** start **

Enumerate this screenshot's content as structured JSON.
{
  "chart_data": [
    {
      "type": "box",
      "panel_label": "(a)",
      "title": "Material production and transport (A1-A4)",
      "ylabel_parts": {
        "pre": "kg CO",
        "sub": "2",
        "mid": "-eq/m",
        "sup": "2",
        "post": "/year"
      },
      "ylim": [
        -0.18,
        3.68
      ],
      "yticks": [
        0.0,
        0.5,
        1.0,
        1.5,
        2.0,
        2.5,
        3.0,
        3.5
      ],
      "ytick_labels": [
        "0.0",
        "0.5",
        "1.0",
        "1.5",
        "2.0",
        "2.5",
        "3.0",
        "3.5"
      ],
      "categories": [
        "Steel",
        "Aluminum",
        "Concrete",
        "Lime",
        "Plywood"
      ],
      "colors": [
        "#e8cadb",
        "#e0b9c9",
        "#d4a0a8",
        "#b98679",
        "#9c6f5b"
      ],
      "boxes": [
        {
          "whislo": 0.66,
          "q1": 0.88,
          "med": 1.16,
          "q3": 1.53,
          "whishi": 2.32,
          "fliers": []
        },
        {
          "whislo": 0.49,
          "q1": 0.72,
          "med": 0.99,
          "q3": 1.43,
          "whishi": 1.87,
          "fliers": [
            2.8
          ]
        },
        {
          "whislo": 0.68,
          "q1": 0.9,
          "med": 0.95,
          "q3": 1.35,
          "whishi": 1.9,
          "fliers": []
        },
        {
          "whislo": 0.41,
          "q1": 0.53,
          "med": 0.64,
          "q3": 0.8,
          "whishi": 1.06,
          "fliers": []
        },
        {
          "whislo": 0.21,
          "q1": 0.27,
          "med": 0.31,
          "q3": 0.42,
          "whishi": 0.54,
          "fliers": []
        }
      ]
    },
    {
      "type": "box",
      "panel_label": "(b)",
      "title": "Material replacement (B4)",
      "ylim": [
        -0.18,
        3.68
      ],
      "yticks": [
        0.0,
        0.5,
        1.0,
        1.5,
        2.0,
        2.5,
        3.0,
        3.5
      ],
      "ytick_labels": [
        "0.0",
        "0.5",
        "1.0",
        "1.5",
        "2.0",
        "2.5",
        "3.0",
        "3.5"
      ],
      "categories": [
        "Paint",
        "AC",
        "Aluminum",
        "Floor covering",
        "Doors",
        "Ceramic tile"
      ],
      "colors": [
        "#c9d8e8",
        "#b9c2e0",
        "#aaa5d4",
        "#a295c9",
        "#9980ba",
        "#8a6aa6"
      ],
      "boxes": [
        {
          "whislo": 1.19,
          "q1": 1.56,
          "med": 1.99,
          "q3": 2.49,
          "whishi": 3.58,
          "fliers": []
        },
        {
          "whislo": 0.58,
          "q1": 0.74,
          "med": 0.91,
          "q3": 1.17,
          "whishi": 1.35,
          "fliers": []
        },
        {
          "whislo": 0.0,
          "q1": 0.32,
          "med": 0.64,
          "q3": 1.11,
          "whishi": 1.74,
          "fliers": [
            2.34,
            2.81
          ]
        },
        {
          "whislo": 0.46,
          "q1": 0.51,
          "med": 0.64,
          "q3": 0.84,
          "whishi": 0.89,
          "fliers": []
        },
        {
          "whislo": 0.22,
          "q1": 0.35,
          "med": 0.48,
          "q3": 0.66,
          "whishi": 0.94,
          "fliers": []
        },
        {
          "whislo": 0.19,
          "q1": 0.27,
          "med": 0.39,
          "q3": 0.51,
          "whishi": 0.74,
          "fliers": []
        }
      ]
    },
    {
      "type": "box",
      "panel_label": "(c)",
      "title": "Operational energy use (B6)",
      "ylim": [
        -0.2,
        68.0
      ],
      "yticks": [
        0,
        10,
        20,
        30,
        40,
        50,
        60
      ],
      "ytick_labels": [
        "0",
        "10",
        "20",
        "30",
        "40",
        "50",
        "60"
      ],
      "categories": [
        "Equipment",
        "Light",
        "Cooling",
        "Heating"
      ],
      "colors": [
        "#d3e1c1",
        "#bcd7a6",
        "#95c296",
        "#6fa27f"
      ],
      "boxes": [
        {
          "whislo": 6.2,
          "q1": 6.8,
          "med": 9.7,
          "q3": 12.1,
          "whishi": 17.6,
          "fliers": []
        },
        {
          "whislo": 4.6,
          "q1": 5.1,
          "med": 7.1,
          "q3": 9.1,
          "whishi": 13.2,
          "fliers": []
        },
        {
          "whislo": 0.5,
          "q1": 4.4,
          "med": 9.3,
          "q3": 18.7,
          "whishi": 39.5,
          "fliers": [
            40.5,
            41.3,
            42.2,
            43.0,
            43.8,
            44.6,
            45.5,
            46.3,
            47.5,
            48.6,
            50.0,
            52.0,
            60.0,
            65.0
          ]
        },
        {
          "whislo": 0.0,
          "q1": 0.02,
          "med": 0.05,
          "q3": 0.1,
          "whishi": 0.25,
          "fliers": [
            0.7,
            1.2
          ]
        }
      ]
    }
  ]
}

** end **

## The exercise
Working from the material above, retype it in its entirety without change.

## Solution for this exercise
Enumerate this screenshot's content as structured JSON.
{
  "chart_data": [
    {
      "type": "box",
      "panel_label": "(a)",
      "title": "Material production and transport (A1-A4)",
      "ylabel_parts": {
        "pre": "kg CO",
        "sub": "2",
        "mid": "-eq/m",
        "sup": "2",
        "post": "/year"
      },
      "ylim": [
        -0.18,
        3.68
      ],
      "yticks": [
        0.0,
        0.5,
        1.0,
        1.5,
        2.0,
        2.5,
        3.0,
        3.5
      ],
      "ytick_labels": [
        "0.0",
        "0.5",
        "1.0",
        "1.5",
        "2.0",
        "2.5",
        "3.0",
        "3.5"
      ],
      "categories": [
        "Steel",
        "Aluminum",
        "Concrete",
        "Lime",
        "Plywood"
      ],
      "colors": [
        "#e8cadb",
        "#e0b9c9",
        "#d4a0a8",
        "#b98679",
        "#9c6f5b"
      ],
      "boxes": [
        {
          "whislo": 0.66,
          "q1": 0.88,
          "med": 1.16,
          "q3": 1.53,
          "whishi": 2.32,
          "fliers": []
        },
        {
          "whislo": 0.49,
          "q1": 0.72,
          "med": 0.99,
          "q3": 1.43,
          "whishi": 1.87,
          "fliers": [
            2.8
          ]
        },
        {
          "whislo": 0.68,
          "q1": 0.9,
          "med": 0.95,
          "q3": 1.35,
          "whishi": 1.9,
          "fliers": []
        },
        {
          "whislo": 0.41,
          "q1": 0.53,
          "med": 0.64,
          "q3": 0.8,
          "whishi": 1.06,
          "fliers": []
        },
        {
          "whislo": 0.21,
          "q1": 0.27,
          "med": 0.31,
          "q3": 0.42,
          "whishi": 0.54,
          "fliers": []
        }
      ]
    },
    {
      "type": "box",
      "panel_label": "(b)",
      "title": "Material replacement (B4)",
      "ylim": [
        -0.18,
        3.68
      ],
      "yticks": [
        0.0,
        0.5,
        1.0,
        1.5,
        2.0,
        2.5,
        3.0,
        3.5
      ],
      "ytick_labels": [
        "0.0",
        "0.5",
        "1.0",
        "1.5",
        "2.0",
        "2.5",
        "3.0",
        "3.5"
      ],
      "categories": [
        "Paint",
        "AC",
        "Aluminum",
        "Floor covering",
        "Doors",
        "Ceramic tile"
      ],
      "colors": [
        "#c9d8e8",
        "#b9c2e0",
        "#aaa5d4",
        "#a295c9",
        "#9980ba",
        "#8a6aa6"
      ],
      "boxes": [
        {
          "whislo": 1.19,
          "q1": 1.56,
          "med": 1.99,
          "q3": 2.49,
          "whishi": 3.58,
          "fliers": []
        },
        {
          "whislo": 0.58,
          "q1": 0.74,
          "med": 0.91,
          "q3": 1.17,
          "whishi": 1.35,
          "fliers": []
        },
        {
          "whislo": 0.0,
          "q1": 0.32,
          "med": 0.64,
          "q3": 1.11,
          "whishi": 1.74,
          "fliers": [
            2.34,
            2.81
          ]
        },
        {
          "whislo": 0.46,
          "q1": 0.51,
          "med": 0.64,
          "q3": 0.84,
          "whishi": 0.89,
          "fliers": []
        },
        {
          "whislo": 0.22,
          "q1": 0.35,
          "med": 0.48,
          "q3": 0.66,
          "whishi": 0.94,
          "fliers": []
        },
        {
          "whislo": 0.19,
          "q1": 0.27,
          "med": 0.39,
          "q3": 0.51,
          "whishi": 0.74,
          "fliers": []
        }
      ]
    },
    {
      "type": "box",
      "panel_label": "(c)",
      "title": "Operational energy use (B6)",
      "ylim": [
        -0.2,
        68.0
      ],
      "yticks": [
        0,
        10,
        20,
        30,
        40,
        50,
        60
      ],
      "ytick_labels": [
        "0",
        "10",
        "20",
        "30",
        "40",
        "50",
        "60"
      ],
      "categories": [
        "Equipment",
        "Light",
        "Cooling",
        "Heating"
      ],
      "colors": [
        "#d3e1c1",
        "#bcd7a6",
        "#95c296",
        "#6fa27f"
      ],
      "boxes": [
        {
          "whislo": 6.2,
          "q1": 6.8,
          "med": 9.7,
          "q3": 12.1,
          "whishi": 17.6,
          "fliers": []
        },
        {
          "whislo": 4.6,
          "q1": 5.1,
          "med": 7.1,
          "q3": 9.1,
          "whishi": 13.2,
          "fliers": []
        },
        {
          "whislo": 0.5,
          "q1": 4.4,
          "med": 9.3,
          "q3": 18.7,
          "whishi": 39.5,
          "fliers": [
            40.5,
            41.3,
            42.2,
            43.0,
            43.8,
            44.6,
            45.5,
            46.3,
            47.5,
            48.6,
            50.0,
            52.0,
            60.0,
            65.0
          ]
        },
        {
          "whislo": 0.0,
          "q1": 0.02,
          "med": 0.05,
          "q3": 0.1,
          "whishi": 0.25,
          "fliers": [
            0.7,
            1.2
          ]
        }
      ]
    }
  ]
}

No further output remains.